Work required: Reproduce the entries from the start through the line containing "y-right-tick-label: 2: [978, 925, 989, 947]", keeping both ends.

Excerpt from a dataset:
——

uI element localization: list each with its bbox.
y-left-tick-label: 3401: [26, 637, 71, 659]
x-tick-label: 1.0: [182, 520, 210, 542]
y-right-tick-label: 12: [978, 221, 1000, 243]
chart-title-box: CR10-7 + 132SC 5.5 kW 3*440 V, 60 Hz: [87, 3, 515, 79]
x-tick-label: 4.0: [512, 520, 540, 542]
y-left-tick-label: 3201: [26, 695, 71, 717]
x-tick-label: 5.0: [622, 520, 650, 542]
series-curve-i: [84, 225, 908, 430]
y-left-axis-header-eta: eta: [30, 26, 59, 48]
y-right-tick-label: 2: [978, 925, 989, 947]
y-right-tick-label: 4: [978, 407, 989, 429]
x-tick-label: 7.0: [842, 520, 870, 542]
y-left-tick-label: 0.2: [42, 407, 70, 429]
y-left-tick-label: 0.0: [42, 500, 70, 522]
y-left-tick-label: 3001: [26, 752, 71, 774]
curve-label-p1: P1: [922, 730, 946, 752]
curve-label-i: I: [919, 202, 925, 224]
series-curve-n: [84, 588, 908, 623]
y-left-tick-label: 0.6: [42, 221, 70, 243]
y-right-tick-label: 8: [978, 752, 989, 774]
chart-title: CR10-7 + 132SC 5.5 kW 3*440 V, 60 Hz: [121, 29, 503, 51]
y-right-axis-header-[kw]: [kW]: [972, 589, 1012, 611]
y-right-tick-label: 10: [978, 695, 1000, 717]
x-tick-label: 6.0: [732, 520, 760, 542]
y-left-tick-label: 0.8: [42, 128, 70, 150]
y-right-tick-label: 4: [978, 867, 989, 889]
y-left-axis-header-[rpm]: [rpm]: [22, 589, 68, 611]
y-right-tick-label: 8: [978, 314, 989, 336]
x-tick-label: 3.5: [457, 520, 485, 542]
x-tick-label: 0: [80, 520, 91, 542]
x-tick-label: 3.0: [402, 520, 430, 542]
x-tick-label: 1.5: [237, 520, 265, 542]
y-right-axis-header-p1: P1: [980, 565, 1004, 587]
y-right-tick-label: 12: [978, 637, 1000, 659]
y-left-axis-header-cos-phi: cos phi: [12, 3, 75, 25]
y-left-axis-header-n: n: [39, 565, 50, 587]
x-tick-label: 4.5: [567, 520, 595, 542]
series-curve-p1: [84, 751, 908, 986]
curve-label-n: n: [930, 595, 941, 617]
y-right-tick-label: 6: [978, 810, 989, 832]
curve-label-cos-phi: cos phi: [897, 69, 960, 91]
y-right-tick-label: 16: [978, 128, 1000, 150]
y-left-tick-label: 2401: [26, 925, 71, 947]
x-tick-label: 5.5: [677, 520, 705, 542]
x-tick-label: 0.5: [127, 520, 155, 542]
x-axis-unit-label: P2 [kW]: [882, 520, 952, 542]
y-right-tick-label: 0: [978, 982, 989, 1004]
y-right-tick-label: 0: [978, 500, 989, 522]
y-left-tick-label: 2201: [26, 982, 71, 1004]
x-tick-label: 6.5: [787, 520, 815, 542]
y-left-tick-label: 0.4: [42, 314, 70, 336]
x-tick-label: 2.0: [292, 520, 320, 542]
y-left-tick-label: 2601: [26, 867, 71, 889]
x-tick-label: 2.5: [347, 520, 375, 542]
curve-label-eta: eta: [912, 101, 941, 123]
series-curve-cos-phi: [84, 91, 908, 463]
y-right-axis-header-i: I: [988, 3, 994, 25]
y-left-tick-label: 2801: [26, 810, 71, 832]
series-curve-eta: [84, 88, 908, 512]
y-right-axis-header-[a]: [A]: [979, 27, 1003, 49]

——

Answer to this problem:
uI element localization: list each with its bbox.
y-left-tick-label: 3401: [26, 637, 71, 659]
x-tick-label: 1.0: [182, 520, 210, 542]
y-right-tick-label: 12: [978, 221, 1000, 243]
chart-title-box: CR10-7 + 132SC 5.5 kW 3*440 V, 60 Hz: [87, 3, 515, 79]
x-tick-label: 4.0: [512, 520, 540, 542]
y-left-tick-label: 3201: [26, 695, 71, 717]
x-tick-label: 5.0: [622, 520, 650, 542]
series-curve-i: [84, 225, 908, 430]
y-left-axis-header-eta: eta: [30, 26, 59, 48]
y-right-tick-label: 2: [978, 925, 989, 947]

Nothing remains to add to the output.